* Given request *
Among the lines below, count those with "globe". Give the total alone.

* Data to use *
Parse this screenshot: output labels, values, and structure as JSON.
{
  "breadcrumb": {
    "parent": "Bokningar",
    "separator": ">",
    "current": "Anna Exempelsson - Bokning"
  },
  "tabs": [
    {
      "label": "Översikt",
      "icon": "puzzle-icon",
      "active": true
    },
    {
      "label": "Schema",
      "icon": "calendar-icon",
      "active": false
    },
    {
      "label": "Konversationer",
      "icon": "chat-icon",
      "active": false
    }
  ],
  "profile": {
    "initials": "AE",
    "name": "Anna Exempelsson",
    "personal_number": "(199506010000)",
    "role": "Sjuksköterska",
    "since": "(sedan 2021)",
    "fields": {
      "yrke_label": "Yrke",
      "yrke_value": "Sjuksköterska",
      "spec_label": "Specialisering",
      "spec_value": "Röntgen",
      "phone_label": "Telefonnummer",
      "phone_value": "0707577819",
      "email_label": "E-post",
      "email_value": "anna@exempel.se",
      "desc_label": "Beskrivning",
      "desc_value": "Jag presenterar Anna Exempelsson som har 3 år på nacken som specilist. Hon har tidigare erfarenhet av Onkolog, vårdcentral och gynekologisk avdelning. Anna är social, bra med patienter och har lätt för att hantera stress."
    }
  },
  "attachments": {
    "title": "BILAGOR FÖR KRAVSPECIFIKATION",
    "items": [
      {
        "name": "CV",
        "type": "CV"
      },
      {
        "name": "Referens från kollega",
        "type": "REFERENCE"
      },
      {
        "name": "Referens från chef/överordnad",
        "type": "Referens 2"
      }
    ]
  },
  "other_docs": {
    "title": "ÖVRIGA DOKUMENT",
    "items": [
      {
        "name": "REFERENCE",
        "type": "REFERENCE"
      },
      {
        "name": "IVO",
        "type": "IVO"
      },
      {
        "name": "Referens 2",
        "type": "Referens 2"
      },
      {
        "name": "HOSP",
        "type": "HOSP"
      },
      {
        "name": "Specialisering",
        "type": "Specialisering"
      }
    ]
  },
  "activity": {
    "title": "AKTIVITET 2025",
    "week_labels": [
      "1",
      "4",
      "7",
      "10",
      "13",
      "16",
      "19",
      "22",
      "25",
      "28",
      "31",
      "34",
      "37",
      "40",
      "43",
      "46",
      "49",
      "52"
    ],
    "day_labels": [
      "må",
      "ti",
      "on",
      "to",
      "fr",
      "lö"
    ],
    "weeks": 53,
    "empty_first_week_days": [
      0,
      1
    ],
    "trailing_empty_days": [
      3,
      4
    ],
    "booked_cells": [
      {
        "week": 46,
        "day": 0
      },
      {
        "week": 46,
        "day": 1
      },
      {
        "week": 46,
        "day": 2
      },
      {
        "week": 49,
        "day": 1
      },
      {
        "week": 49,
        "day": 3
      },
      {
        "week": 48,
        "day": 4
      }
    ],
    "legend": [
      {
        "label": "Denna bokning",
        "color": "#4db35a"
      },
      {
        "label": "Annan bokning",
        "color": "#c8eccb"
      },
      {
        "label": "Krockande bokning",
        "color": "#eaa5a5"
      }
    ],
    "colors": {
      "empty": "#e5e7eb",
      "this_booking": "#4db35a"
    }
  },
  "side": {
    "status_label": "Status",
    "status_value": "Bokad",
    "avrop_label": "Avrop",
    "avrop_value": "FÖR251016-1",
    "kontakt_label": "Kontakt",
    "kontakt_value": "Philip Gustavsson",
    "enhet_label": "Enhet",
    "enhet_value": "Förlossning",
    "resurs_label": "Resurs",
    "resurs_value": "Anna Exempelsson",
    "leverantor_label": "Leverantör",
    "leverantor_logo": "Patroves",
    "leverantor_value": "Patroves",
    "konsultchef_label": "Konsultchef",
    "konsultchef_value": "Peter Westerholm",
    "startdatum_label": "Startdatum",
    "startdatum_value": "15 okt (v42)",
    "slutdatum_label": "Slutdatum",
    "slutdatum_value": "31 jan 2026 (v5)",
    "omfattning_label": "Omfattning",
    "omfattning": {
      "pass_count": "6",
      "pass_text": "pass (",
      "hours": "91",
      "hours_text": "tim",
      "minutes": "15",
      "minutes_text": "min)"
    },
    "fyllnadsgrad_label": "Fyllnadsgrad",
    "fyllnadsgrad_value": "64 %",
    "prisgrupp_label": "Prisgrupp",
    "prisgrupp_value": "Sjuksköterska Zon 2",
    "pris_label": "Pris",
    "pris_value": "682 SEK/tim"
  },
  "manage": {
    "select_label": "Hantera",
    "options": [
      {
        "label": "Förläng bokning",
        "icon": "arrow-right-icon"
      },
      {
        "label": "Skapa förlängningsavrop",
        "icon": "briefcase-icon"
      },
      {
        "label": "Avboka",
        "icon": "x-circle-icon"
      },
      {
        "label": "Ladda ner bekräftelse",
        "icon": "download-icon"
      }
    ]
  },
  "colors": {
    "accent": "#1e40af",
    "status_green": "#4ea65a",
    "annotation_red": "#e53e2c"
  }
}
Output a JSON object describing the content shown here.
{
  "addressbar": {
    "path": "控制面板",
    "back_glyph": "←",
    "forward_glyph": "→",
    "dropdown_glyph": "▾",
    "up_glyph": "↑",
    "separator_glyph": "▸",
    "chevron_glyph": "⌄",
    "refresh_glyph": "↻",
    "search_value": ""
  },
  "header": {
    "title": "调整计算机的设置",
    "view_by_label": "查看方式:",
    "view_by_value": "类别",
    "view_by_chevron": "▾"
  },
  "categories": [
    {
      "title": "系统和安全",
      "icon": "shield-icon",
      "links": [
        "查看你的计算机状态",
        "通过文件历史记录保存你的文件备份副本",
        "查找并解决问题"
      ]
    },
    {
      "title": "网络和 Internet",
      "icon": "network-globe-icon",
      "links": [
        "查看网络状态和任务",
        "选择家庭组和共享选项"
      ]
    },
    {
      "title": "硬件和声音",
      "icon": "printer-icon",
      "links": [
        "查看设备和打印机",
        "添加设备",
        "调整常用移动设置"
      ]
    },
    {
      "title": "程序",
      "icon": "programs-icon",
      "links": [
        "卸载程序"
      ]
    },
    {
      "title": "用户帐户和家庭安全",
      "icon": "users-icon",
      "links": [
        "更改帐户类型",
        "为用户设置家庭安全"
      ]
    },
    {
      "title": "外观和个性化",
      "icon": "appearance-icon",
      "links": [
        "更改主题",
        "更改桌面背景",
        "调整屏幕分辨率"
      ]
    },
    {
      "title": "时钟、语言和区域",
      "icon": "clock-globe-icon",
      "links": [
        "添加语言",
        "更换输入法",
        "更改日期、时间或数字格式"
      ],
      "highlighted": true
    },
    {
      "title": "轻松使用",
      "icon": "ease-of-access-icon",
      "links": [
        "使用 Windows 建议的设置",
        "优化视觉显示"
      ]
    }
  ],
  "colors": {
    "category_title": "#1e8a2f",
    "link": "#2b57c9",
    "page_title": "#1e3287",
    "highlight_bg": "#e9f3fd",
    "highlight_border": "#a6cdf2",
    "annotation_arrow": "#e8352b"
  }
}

* Exercise answer *
2